_Saved entries_
· · ·

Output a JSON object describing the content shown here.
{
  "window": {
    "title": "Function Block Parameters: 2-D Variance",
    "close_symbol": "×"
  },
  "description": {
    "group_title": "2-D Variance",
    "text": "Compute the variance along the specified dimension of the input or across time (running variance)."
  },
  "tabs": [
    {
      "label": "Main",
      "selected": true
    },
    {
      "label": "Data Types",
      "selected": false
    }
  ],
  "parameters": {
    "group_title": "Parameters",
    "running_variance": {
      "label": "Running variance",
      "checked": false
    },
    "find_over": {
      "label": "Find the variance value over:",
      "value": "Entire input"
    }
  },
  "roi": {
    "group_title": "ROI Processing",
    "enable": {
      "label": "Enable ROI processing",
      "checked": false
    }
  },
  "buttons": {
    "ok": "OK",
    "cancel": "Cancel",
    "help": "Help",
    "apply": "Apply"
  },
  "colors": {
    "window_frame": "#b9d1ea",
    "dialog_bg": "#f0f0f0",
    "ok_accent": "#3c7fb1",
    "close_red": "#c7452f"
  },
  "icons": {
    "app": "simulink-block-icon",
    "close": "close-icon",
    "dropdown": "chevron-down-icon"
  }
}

· · ·

_REQUIREMENTS_
Extract each record, keeping it identical to the original.

_REPLY_
Output a JSON object describing the content shown here.
{
  "window": {
    "title": "Function Block Parameters: 2-D Variance",
    "close_symbol": "×"
  },
  "description": {
    "group_title": "2-D Variance",
    "text": "Compute the variance along the specified dimension of the input or across time (running variance)."
  },
  "tabs": [
    {
      "label": "Main",
      "selected": true
    },
    {
      "label": "Data Types",
      "selected": false
    }
  ],
  "parameters": {
    "group_title": "Parameters",
    "running_variance": {
      "label": "Running variance",
      "checked": false
    },
    "find_over": {
      "label": "Find the variance value over:",
      "value": "Entire input"
    }
  },
  "roi": {
    "group_title": "ROI Processing",
    "enable": {
      "label": "Enable ROI processing",
      "checked": false
    }
  },
  "buttons": {
    "ok": "OK",
    "cancel": "Cancel",
    "help": "Help",
    "apply": "Apply"
  },
  "colors": {
    "window_frame": "#b9d1ea",
    "dialog_bg": "#f0f0f0",
    "ok_accent": "#3c7fb1",
    "close_red": "#c7452f"
  },
  "icons": {
    "app": "simulink-block-icon",
    "close": "close-icon",
    "dropdown": "chevron-down-icon"
  }
}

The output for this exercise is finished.